== EXERCISE INSTRUCTIONS ==
Your task is to write out the complete listing exactly as it is shown.

DATA SUPPLIED start

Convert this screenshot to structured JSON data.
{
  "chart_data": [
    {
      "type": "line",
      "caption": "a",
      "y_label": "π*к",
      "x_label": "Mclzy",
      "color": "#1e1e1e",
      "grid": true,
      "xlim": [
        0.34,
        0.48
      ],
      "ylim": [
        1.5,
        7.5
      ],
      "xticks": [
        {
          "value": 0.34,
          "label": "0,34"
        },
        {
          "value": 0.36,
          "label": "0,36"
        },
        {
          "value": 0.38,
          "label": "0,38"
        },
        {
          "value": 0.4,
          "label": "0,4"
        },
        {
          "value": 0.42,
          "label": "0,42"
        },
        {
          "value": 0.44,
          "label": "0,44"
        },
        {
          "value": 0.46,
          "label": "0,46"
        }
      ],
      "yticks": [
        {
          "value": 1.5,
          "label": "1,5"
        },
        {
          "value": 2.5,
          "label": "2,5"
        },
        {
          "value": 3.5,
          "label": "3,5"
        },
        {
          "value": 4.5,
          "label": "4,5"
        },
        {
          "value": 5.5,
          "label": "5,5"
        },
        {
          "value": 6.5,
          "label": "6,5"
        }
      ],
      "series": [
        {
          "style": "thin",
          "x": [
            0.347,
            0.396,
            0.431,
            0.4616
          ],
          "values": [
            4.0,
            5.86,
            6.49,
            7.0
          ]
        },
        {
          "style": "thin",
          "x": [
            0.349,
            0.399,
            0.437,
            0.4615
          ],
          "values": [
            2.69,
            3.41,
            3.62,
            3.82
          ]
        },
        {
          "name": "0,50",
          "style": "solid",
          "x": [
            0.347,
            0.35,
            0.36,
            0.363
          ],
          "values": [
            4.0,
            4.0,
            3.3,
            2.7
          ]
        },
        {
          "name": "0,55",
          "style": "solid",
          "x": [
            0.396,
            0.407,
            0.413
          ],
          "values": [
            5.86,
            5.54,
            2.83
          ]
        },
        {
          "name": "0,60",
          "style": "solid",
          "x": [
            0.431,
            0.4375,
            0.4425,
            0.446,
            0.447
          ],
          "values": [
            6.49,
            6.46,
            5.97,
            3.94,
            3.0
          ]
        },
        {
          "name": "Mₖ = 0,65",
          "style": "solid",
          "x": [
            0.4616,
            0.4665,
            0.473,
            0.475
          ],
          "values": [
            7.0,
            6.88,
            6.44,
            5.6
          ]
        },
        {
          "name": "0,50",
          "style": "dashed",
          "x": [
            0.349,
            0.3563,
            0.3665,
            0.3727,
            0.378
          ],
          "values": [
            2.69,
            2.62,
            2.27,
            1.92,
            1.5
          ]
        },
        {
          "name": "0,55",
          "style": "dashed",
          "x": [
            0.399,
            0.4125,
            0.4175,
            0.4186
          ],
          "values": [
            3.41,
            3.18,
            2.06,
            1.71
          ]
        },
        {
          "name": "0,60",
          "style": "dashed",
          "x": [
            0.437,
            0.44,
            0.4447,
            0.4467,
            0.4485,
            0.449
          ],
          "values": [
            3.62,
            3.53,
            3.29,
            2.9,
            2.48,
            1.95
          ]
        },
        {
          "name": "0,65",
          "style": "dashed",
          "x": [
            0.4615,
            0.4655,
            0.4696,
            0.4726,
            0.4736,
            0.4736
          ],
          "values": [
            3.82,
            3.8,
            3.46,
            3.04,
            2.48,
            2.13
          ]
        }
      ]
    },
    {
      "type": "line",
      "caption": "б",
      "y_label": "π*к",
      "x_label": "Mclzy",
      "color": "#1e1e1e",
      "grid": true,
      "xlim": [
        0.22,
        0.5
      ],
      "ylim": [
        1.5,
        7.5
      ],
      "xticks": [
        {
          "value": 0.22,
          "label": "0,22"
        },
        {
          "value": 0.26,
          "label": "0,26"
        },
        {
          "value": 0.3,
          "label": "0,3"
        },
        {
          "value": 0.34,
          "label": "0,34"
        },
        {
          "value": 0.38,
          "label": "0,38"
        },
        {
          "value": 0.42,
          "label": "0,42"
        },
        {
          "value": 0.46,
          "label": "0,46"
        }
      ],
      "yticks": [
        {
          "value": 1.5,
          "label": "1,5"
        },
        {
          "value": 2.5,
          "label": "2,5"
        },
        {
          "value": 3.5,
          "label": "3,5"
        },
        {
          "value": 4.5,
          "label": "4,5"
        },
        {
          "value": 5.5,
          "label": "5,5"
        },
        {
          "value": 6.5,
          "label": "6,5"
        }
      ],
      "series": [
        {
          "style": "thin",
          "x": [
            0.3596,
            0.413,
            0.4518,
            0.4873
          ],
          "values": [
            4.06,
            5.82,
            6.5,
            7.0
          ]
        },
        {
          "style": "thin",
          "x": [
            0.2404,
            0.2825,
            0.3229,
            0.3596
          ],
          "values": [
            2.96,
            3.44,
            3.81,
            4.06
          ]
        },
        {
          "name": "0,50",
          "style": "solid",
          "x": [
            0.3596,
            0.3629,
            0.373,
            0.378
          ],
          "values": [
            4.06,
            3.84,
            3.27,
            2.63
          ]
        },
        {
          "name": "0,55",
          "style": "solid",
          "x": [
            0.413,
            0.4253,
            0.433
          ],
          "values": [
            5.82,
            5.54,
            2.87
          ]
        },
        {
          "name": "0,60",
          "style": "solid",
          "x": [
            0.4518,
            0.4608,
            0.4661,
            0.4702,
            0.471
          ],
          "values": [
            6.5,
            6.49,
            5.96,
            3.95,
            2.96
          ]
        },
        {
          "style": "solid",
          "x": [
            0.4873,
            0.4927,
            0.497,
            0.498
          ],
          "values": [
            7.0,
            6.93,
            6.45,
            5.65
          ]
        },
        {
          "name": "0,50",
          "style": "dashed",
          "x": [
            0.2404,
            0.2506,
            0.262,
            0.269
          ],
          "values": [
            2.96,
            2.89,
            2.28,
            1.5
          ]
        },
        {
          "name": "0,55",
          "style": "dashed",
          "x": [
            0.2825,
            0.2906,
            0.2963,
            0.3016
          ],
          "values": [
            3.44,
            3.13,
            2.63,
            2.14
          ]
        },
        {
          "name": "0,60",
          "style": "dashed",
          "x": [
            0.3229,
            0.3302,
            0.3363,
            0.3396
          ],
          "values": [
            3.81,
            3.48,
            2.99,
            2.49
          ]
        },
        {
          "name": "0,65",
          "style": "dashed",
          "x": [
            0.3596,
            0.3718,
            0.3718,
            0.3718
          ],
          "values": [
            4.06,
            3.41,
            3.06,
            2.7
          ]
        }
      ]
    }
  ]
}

DATA SUPPLIED end

== TASK RESPONSE ==
Convert this screenshot to structured JSON data.
{
  "chart_data": [
    {
      "type": "line",
      "caption": "a",
      "y_label": "π*к",
      "x_label": "Mclzy",
      "color": "#1e1e1e",
      "grid": true,
      "xlim": [
        0.34,
        0.48
      ],
      "ylim": [
        1.5,
        7.5
      ],
      "xticks": [
        {
          "value": 0.34,
          "label": "0,34"
        },
        {
          "value": 0.36,
          "label": "0,36"
        },
        {
          "value": 0.38,
          "label": "0,38"
        },
        {
          "value": 0.4,
          "label": "0,4"
        },
        {
          "value": 0.42,
          "label": "0,42"
        },
        {
          "value": 0.44,
          "label": "0,44"
        },
        {
          "value": 0.46,
          "label": "0,46"
        }
      ],
      "yticks": [
        {
          "value": 1.5,
          "label": "1,5"
        },
        {
          "value": 2.5,
          "label": "2,5"
        },
        {
          "value": 3.5,
          "label": "3,5"
        },
        {
          "value": 4.5,
          "label": "4,5"
        },
        {
          "value": 5.5,
          "label": "5,5"
        },
        {
          "value": 6.5,
          "label": "6,5"
        }
      ],
      "series": [
        {
          "style": "thin",
          "x": [
            0.347,
            0.396,
            0.431,
            0.4616
          ],
          "values": [
            4.0,
            5.86,
            6.49,
            7.0
          ]
        },
        {
          "style": "thin",
          "x": [
            0.349,
            0.399,
            0.437,
            0.4615
          ],
          "values": [
            2.69,
            3.41,
            3.62,
            3.82
          ]
        },
        {
          "name": "0,50",
          "style": "solid",
          "x": [
            0.347,
            0.35,
            0.36,
            0.363
          ],
          "values": [
            4.0,
            4.0,
            3.3,
            2.7
          ]
        },
        {
          "name": "0,55",
          "style": "solid",
          "x": [
            0.396,
            0.407,
            0.413
          ],
          "values": [
            5.86,
            5.54,
            2.83
          ]
        },
        {
          "name": "0,60",
          "style": "solid",
          "x": [
            0.431,
            0.4375,
            0.4425,
            0.446,
            0.447
          ],
          "values": [
            6.49,
            6.46,
            5.97,
            3.94,
            3.0
          ]
        },
        {
          "name": "Mₖ = 0,65",
          "style": "solid",
          "x": [
            0.4616,
            0.4665,
            0.473,
            0.475
          ],
          "values": [
            7.0,
            6.88,
            6.44,
            5.6
          ]
        },
        {
          "name": "0,50",
          "style": "dashed",
          "x": [
            0.349,
            0.3563,
            0.3665,
            0.3727,
            0.378
          ],
          "values": [
            2.69,
            2.62,
            2.27,
            1.92,
            1.5
          ]
        },
        {
          "name": "0,55",
          "style": "dashed",
          "x": [
            0.399,
            0.4125,
            0.4175,
            0.4186
          ],
          "values": [
            3.41,
            3.18,
            2.06,
            1.71
          ]
        },
        {
          "name": "0,60",
          "style": "dashed",
          "x": [
            0.437,
            0.44,
            0.4447,
            0.4467,
            0.4485,
            0.449
          ],
          "values": [
            3.62,
            3.53,
            3.29,
            2.9,
            2.48,
            1.95
          ]
        },
        {
          "name": "0,65",
          "style": "dashed",
          "x": [
            0.4615,
            0.4655,
            0.4696,
            0.4726,
            0.4736,
            0.4736
          ],
          "values": [
            3.82,
            3.8,
            3.46,
            3.04,
            2.48,
            2.13
          ]
        }
      ]
    },
    {
      "type": "line",
      "caption": "б",
      "y_label": "π*к",
      "x_label": "Mclzy",
      "color": "#1e1e1e",
      "grid": true,
      "xlim": [
        0.22,
        0.5
      ],
      "ylim": [
        1.5,
        7.5
      ],
      "xticks": [
        {
          "value": 0.22,
          "label": "0,22"
        },
        {
          "value": 0.26,
          "label": "0,26"
        },
        {
          "value": 0.3,
          "label": "0,3"
        },
        {
          "value": 0.34,
          "label": "0,34"
        },
        {
          "value": 0.38,
          "label": "0,38"
        },
        {
          "value": 0.42,
          "label": "0,42"
        },
        {
          "value": 0.46,
          "label": "0,46"
        }
      ],
      "yticks": [
        {
          "value": 1.5,
          "label": "1,5"
        },
        {
          "value": 2.5,
          "label": "2,5"
        },
        {
          "value": 3.5,
          "label": "3,5"
        },
        {
          "value": 4.5,
          "label": "4,5"
        },
        {
          "value": 5.5,
          "label": "5,5"
        },
        {
          "value": 6.5,
          "label": "6,5"
        }
      ],
      "series": [
        {
          "style": "thin",
          "x": [
            0.3596,
            0.413,
            0.4518,
            0.4873
          ],
          "values": [
            4.06,
            5.82,
            6.5,
            7.0
          ]
        },
        {
          "style": "thin",
          "x": [
            0.2404,
            0.2825,
            0.3229,
            0.3596
          ],
          "values": [
            2.96,
            3.44,
            3.81,
            4.06
          ]
        },
        {
          "name": "0,50",
          "style": "solid",
          "x": [
            0.3596,
            0.3629,
            0.373,
            0.378
          ],
          "values": [
            4.06,
            3.84,
            3.27,
            2.63
          ]
        },
        {
          "name": "0,55",
          "style": "solid",
          "x": [
            0.413,
            0.4253,
            0.433
          ],
          "values": [
            5.82,
            5.54,
            2.87
          ]
        },
        {
          "name": "0,60",
          "style": "solid",
          "x": [
            0.4518,
            0.4608,
            0.4661,
            0.4702,
            0.471
          ],
          "values": [
            6.5,
            6.49,
            5.96,
            3.95,
            2.96
          ]
        },
        {
          "style": "solid",
          "x": [
            0.4873,
            0.4927,
            0.497,
            0.498
          ],
          "values": [
            7.0,
            6.93,
            6.45,
            5.65
          ]
        },
        {
          "name": "0,50",
          "style": "dashed",
          "x": [
            0.2404,
            0.2506,
            0.262,
            0.269
          ],
          "values": [
            2.96,
            2.89,
            2.28,
            1.5
          ]
        },
        {
          "name": "0,55",
          "style": "dashed",
          "x": [
            0.2825,
            0.2906,
            0.2963,
            0.3016
          ],
          "values": [
            3.44,
            3.13,
            2.63,
            2.14
          ]
        },
        {
          "name": "0,60",
          "style": "dashed",
          "x": [
            0.3229,
            0.3302,
            0.3363,
            0.3396
          ],
          "values": [
            3.81,
            3.48,
            2.99,
            2.49
          ]
        },
        {
          "name": "0,65",
          "style": "dashed",
          "x": [
            0.3596,
            0.3718,
            0.3718,
            0.3718
          ],
          "values": [
            4.06,
            3.41,
            3.06,
            2.7
          ]
        }
      ]
    }
  ]
}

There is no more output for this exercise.